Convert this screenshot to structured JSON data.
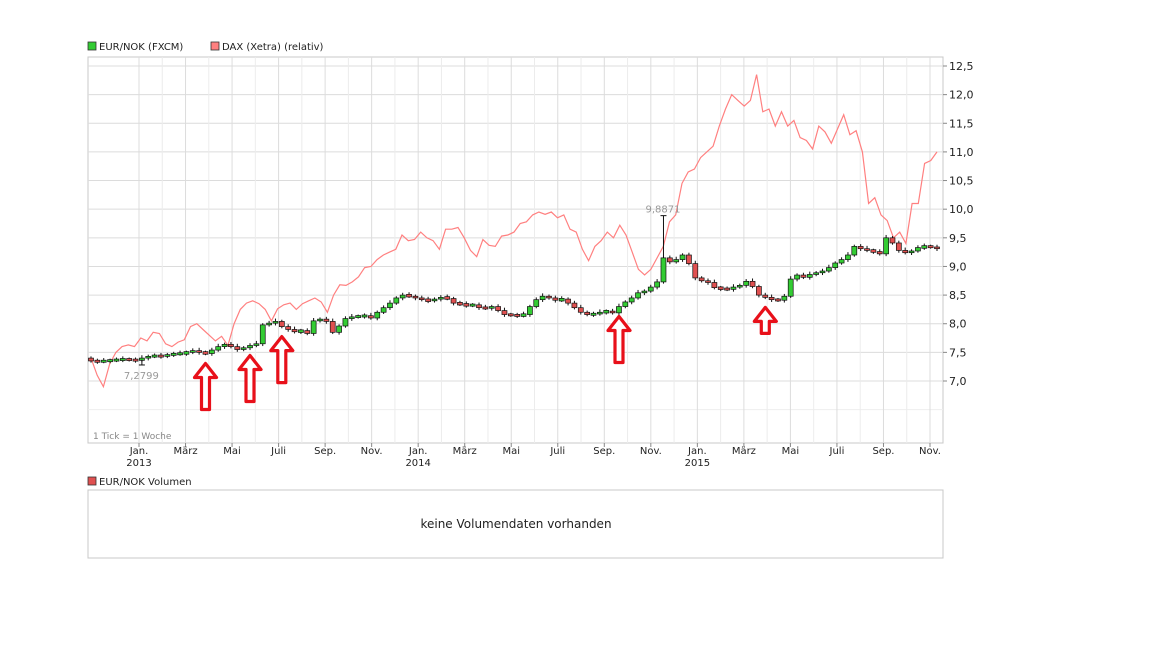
{
  "chart_data": [
    {
      "type": "candlestick",
      "legend": [
        {
          "label": "EUR/NOK (FXCM)",
          "color": "#33cc33"
        },
        {
          "label": "DAX (Xetra) (relativ)",
          "color": "#ff8080"
        }
      ],
      "y_ticks": [
        "12,5",
        "12,0",
        "11,5",
        "11,0",
        "10,5",
        "10,0",
        "9,5",
        "9,0",
        "8,5",
        "8,0",
        "7,5",
        "7,0"
      ],
      "x_ticks": [
        {
          "label": "Jan.",
          "sub": "2013"
        },
        {
          "label": "März",
          "sub": ""
        },
        {
          "label": "Mai",
          "sub": ""
        },
        {
          "label": "Juli",
          "sub": ""
        },
        {
          "label": "Sep.",
          "sub": ""
        },
        {
          "label": "Nov.",
          "sub": ""
        },
        {
          "label": "Jan.",
          "sub": "2014"
        },
        {
          "label": "März",
          "sub": ""
        },
        {
          "label": "Mai",
          "sub": ""
        },
        {
          "label": "Juli",
          "sub": ""
        },
        {
          "label": "Sep.",
          "sub": ""
        },
        {
          "label": "Nov.",
          "sub": ""
        },
        {
          "label": "Jan.",
          "sub": "2015"
        },
        {
          "label": "März",
          "sub": ""
        },
        {
          "label": "Mai",
          "sub": ""
        },
        {
          "label": "Juli",
          "sub": ""
        },
        {
          "label": "Sep.",
          "sub": ""
        },
        {
          "label": "Nov.",
          "sub": ""
        }
      ],
      "annotations": [
        {
          "text": "7,2799",
          "value": 7.2799
        },
        {
          "text": "9,8871",
          "value": 9.8871
        }
      ],
      "footnote": "1 Tick = 1 Woche",
      "colors": {
        "up": "#33cc33",
        "down": "#e05050",
        "dax": "#ff8080",
        "arrow": "#e8101a"
      },
      "series": [
        {
          "name": "EUR/NOK (FXCM)",
          "close": [
            7.35,
            7.34,
            7.35,
            7.36,
            7.37,
            7.38,
            7.37,
            7.36,
            7.4,
            7.43,
            7.44,
            7.43,
            7.46,
            7.47,
            7.48,
            7.5,
            7.53,
            7.5,
            7.48,
            7.54,
            7.6,
            7.64,
            7.6,
            7.55,
            7.58,
            7.62,
            7.65,
            7.98,
            8.01,
            8.04,
            7.95,
            7.9,
            7.86,
            7.88,
            7.83,
            8.05,
            8.08,
            8.04,
            7.85,
            7.96,
            8.09,
            8.12,
            8.13,
            8.14,
            8.1,
            8.2,
            8.28,
            8.36,
            8.45,
            8.5,
            8.48,
            8.45,
            8.42,
            8.4,
            8.43,
            8.46,
            8.44,
            8.36,
            8.34,
            8.32,
            8.33,
            8.28,
            8.27,
            8.3,
            8.23,
            8.16,
            8.15,
            8.14,
            8.16,
            8.3,
            8.42,
            8.48,
            8.45,
            8.41,
            8.43,
            8.36,
            8.28,
            8.2,
            8.16,
            8.17,
            8.2,
            8.22,
            8.19,
            8.3,
            8.38,
            8.45,
            8.54,
            8.57,
            8.64,
            8.73,
            9.15,
            9.08,
            9.12,
            9.2,
            9.05,
            8.8,
            8.75,
            8.72,
            8.63,
            8.61,
            8.6,
            8.64,
            8.67,
            8.74,
            8.65,
            8.5,
            8.46,
            8.42,
            8.41,
            8.48,
            8.78,
            8.85,
            8.81,
            8.86,
            8.89,
            8.92,
            8.98,
            9.06,
            9.12,
            9.2,
            9.35,
            9.31,
            9.28,
            9.26,
            9.22,
            9.5,
            9.41,
            9.28,
            9.24,
            9.27,
            9.33,
            9.35,
            9.34,
            9.31
          ]
        },
        {
          "name": "DAX (Xetra) (relativ)",
          "values": [
            7.4,
            7.1,
            6.9,
            7.3,
            7.5,
            7.6,
            7.63,
            7.6,
            7.75,
            7.7,
            7.85,
            7.83,
            7.65,
            7.6,
            7.68,
            7.72,
            7.95,
            8.0,
            7.9,
            7.8,
            7.7,
            7.78,
            7.62,
            8.0,
            8.25,
            8.36,
            8.4,
            8.35,
            8.25,
            8.05,
            8.26,
            8.33,
            8.36,
            8.25,
            8.35,
            8.4,
            8.45,
            8.38,
            8.2,
            8.5,
            8.68,
            8.67,
            8.73,
            8.82,
            8.98,
            9.0,
            9.12,
            9.2,
            9.25,
            9.3,
            9.55,
            9.45,
            9.47,
            9.6,
            9.5,
            9.45,
            9.3,
            9.65,
            9.65,
            9.68,
            9.5,
            9.28,
            9.17,
            9.47,
            9.37,
            9.35,
            9.53,
            9.55,
            9.6,
            9.75,
            9.78,
            9.9,
            9.95,
            9.91,
            9.95,
            9.85,
            9.9,
            9.65,
            9.6,
            9.3,
            9.1,
            9.35,
            9.45,
            9.6,
            9.5,
            9.72,
            9.55,
            9.25,
            8.95,
            8.85,
            8.95,
            9.15,
            9.35,
            9.78,
            9.9,
            10.45,
            10.65,
            10.7,
            10.9,
            11.0,
            11.1,
            11.45,
            11.75,
            12.0,
            11.9,
            11.8,
            11.9,
            12.35,
            11.7,
            11.75,
            11.45,
            11.7,
            11.45,
            11.55,
            11.25,
            11.2,
            11.05,
            11.45,
            11.35,
            11.15,
            11.4,
            11.65,
            11.3,
            11.37,
            11.0,
            10.1,
            10.2,
            9.9,
            9.8,
            9.5,
            9.6,
            9.4,
            10.1,
            10.1,
            10.8,
            10.85,
            11.0
          ]
        }
      ],
      "marker_indices": [
        18,
        25,
        30,
        83,
        106
      ]
    },
    {
      "type": "volume",
      "legend": [
        {
          "label": "EUR/NOK Volumen",
          "color": "#e05050"
        }
      ],
      "empty_message": "keine Volumendaten vorhanden"
    }
  ]
}
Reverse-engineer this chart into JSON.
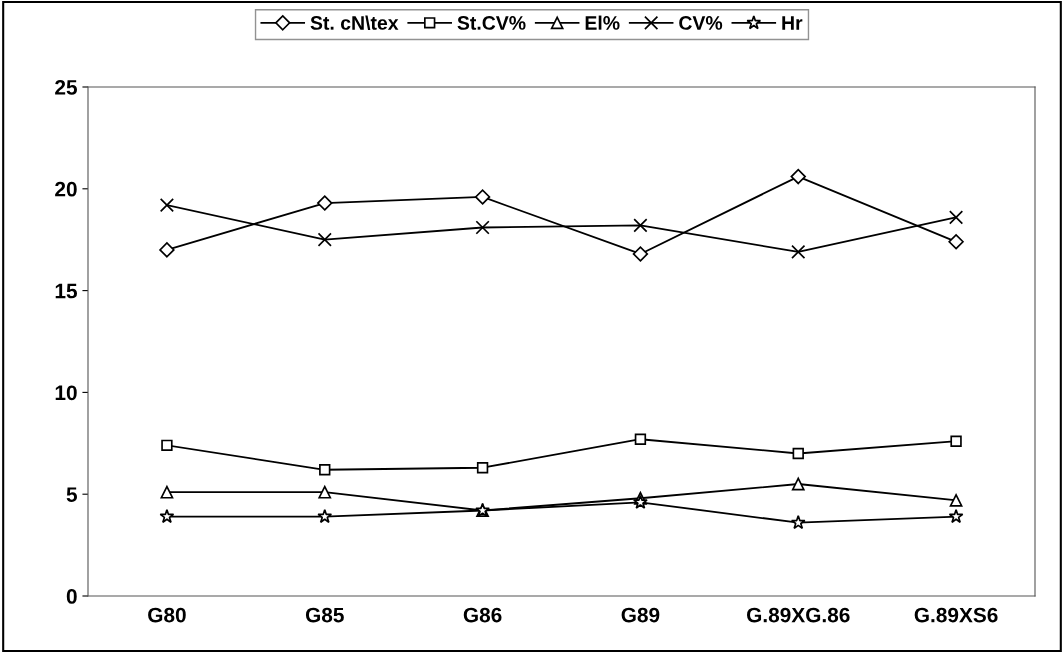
{
  "chart_data": {
    "type": "line",
    "categories": [
      "G80",
      "G85",
      "G86",
      "G89",
      "G.89XG.86",
      "G.89XS6"
    ],
    "series": [
      {
        "name": "St. cN\\tex",
        "color": "#000000",
        "marker": "diamond",
        "values": [
          17.0,
          19.3,
          19.6,
          16.8,
          20.6,
          17.4
        ]
      },
      {
        "name": "St.CV%",
        "color": "#000000",
        "marker": "square",
        "values": [
          7.4,
          6.2,
          6.3,
          7.7,
          7.0,
          7.6
        ]
      },
      {
        "name": "El%",
        "color": "#000000",
        "marker": "triangle",
        "values": [
          5.1,
          5.1,
          4.2,
          4.8,
          5.5,
          4.7
        ]
      },
      {
        "name": "CV%",
        "color": "#000000",
        "marker": "cross",
        "values": [
          19.2,
          17.5,
          18.1,
          18.2,
          16.9,
          18.6
        ]
      },
      {
        "name": "Hr",
        "color": "#000000",
        "marker": "star",
        "values": [
          3.9,
          3.9,
          4.2,
          4.6,
          3.6,
          3.9
        ]
      }
    ],
    "ylim": [
      0,
      25
    ],
    "yticks": [
      0,
      5,
      10,
      15,
      20,
      25
    ],
    "grid": false,
    "legend": "top",
    "line_style": "solid"
  }
}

####

Set problem: Give all the entries again exactly, dropping each picture.

Completed task:
Convert this screenshot to structured JSON data.
{
  "chart_data": [
    {
      "type": "candlestick",
      "legend": [
        {
          "label": "EUR/NOK (FXCM)",
          "color": "#33cc33"
        },
        {
          "label": "DAX (Xetra) (relativ)",
          "color": "#ff8080"
        }
      ],
      "y_ticks": [
        "12,5",
        "12,0",
        "11,5",
        "11,0",
        "10,5",
        "10,0",
        "9,5",
        "9,0",
        "8,5",
        "8,0",
        "7,5",
        "7,0"
      ],
      "x_ticks": [
        {
          "label": "Jan.",
          "sub": "2013"
        },
        {
          "label": "März",
          "sub": ""
        },
        {
          "label": "Mai",
          "sub": ""
        },
        {
          "label": "Juli",
          "sub": ""
        },
        {
          "label": "Sep.",
          "sub": ""
        },
        {
          "label": "Nov.",
          "sub": ""
        },
        {
          "label": "Jan.",
          "sub": "2014"
        },
        {
          "label": "März",
          "sub": ""
        },
        {
          "label": "Mai",
          "sub": ""
        },
        {
          "label": "Juli",
          "sub": ""
        },
        {
          "label": "Sep.",
          "sub": ""
        },
        {
          "label": "Nov.",
          "sub": ""
        },
        {
          "label": "Jan.",
          "sub": "2015"
        },
        {
          "label": "März",
          "sub": ""
        },
        {
          "label": "Mai",
          "sub": ""
        },
        {
          "label": "Juli",
          "sub": ""
        },
        {
          "label": "Sep.",
          "sub": ""
        },
        {
          "label": "Nov.",
          "sub": ""
        }
      ],
      "annotations": [
        {
          "text": "7,2799",
          "value": 7.2799
        },
        {
          "text": "9,8871",
          "value": 9.8871
        }
      ],
      "footnote": "1 Tick = 1 Woche",
      "colors": {
        "up": "#33cc33",
        "down": "#e05050",
        "dax": "#ff8080",
        "arrow": "#e8101a"
      },
      "series": [
        {
          "name": "EUR/NOK (FXCM)",
          "close": [
            7.35,
            7.34,
            7.35,
            7.36,
            7.37,
            7.38,
            7.37,
            7.36,
            7.4,
            7.43,
            7.44,
            7.43,
            7.46,
            7.47,
            7.48,
            7.5,
            7.53,
            7.5,
            7.48,
            7.54,
            7.6,
            7.64,
            7.6,
            7.55,
            7.58,
            7.62,
            7.65,
            7.98,
            8.01,
            8.04,
            7.95,
            7.9,
            7.86,
            7.88,
            7.83,
            8.05,
            8.08,
            8.04,
            7.85,
            7.96,
            8.09,
            8.12,
            8.13,
            8.14,
            8.1,
            8.2,
            8.28,
            8.36,
            8.45,
            8.5,
            8.48,
            8.45,
            8.42,
            8.4,
            8.43,
            8.46,
            8.44,
            8.36,
            8.34,
            8.32,
            8.33,
            8.28,
            8.27,
            8.3,
            8.23,
            8.16,
            8.15,
            8.14,
            8.16,
            8.3,
            8.42,
            8.48,
            8.45,
            8.41,
            8.43,
            8.36,
            8.28,
            8.2,
            8.16,
            8.17,
            8.2,
            8.22,
            8.19,
            8.3,
            8.38,
            8.45,
            8.54,
            8.57,
            8.64,
            8.73,
            9.15,
            9.08,
            9.12,
            9.2,
            9.05,
            8.8,
            8.75,
            8.72,
            8.63,
            8.61,
            8.6,
            8.64,
            8.67,
            8.74,
            8.65,
            8.5,
            8.46,
            8.42,
            8.41,
            8.48,
            8.78,
            8.85,
            8.81,
            8.86,
            8.89,
            8.92,
            8.98,
            9.06,
            9.12,
            9.2,
            9.35,
            9.31,
            9.28,
            9.26,
            9.22,
            9.5,
            9.41,
            9.28,
            9.24,
            9.27,
            9.33,
            9.35,
            9.34,
            9.31
          ]
        },
        {
          "name": "DAX (Xetra) (relativ)",
          "values": [
            7.4,
            7.1,
            6.9,
            7.3,
            7.5,
            7.6,
            7.63,
            7.6,
            7.75,
            7.7,
            7.85,
            7.83,
            7.65,
            7.6,
            7.68,
            7.72,
            7.95,
            8.0,
            7.9,
            7.8,
            7.7,
            7.78,
            7.62,
            8.0,
            8.25,
            8.36,
            8.4,
            8.35,
            8.25,
            8.05,
            8.26,
            8.33,
            8.36,
            8.25,
            8.35,
            8.4,
            8.45,
            8.38,
            8.2,
            8.5,
            8.68,
            8.67,
            8.73,
            8.82,
            8.98,
            9.0,
            9.12,
            9.2,
            9.25,
            9.3,
            9.55,
            9.45,
            9.47,
            9.6,
            9.5,
            9.45,
            9.3,
            9.65,
            9.65,
            9.68,
            9.5,
            9.28,
            9.17,
            9.47,
            9.37,
            9.35,
            9.53,
            9.55,
            9.6,
            9.75,
            9.78,
            9.9,
            9.95,
            9.91,
            9.95,
            9.85,
            9.9,
            9.65,
            9.6,
            9.3,
            9.1,
            9.35,
            9.45,
            9.6,
            9.5,
            9.72,
            9.55,
            9.25,
            8.95,
            8.85,
            8.95,
            9.15,
            9.35,
            9.78,
            9.9,
            10.45,
            10.65,
            10.7,
            10.9,
            11.0,
            11.1,
            11.45,
            11.75,
            12.0,
            11.9,
            11.8,
            11.9,
            12.35,
            11.7,
            11.75,
            11.45,
            11.7,
            11.45,
            11.55,
            11.25,
            11.2,
            11.05,
            11.45,
            11.35,
            11.15,
            11.4,
            11.65,
            11.3,
            11.37,
            11.0,
            10.1,
            10.2,
            9.9,
            9.8,
            9.5,
            9.6,
            9.4,
            10.1,
            10.1,
            10.8,
            10.85,
            11.0
          ]
        }
      ],
      "marker_indices": [
        18,
        25,
        30,
        83,
        106
      ]
    },
    {
      "type": "volume",
      "legend": [
        {
          "label": "EUR/NOK Volumen",
          "color": "#e05050"
        }
      ],
      "empty_message": "keine Volumendaten vorhanden"
    }
  ]
}
Reverse-engineer this chart into JSON.
{
  "chart_data": {
    "type": "line",
    "categories": [
      "G80",
      "G85",
      "G86",
      "G89",
      "G.89XG.86",
      "G.89XS6"
    ],
    "series": [
      {
        "name": "St. cN\\tex",
        "color": "#000000",
        "marker": "diamond",
        "values": [
          17.0,
          19.3,
          19.6,
          16.8,
          20.6,
          17.4
        ]
      },
      {
        "name": "St.CV%",
        "color": "#000000",
        "marker": "square",
        "values": [
          7.4,
          6.2,
          6.3,
          7.7,
          7.0,
          7.6
        ]
      },
      {
        "name": "El%",
        "color": "#000000",
        "marker": "triangle",
        "values": [
          5.1,
          5.1,
          4.2,
          4.8,
          5.5,
          4.7
        ]
      },
      {
        "name": "CV%",
        "color": "#000000",
        "marker": "cross",
        "values": [
          19.2,
          17.5,
          18.1,
          18.2,
          16.9,
          18.6
        ]
      },
      {
        "name": "Hr",
        "color": "#000000",
        "marker": "star",
        "values": [
          3.9,
          3.9,
          4.2,
          4.6,
          3.6,
          3.9
        ]
      }
    ],
    "ylim": [
      0,
      25
    ],
    "yticks": [
      0,
      5,
      10,
      15,
      20,
      25
    ],
    "grid": false,
    "legend": "top",
    "line_style": "solid"
  }
}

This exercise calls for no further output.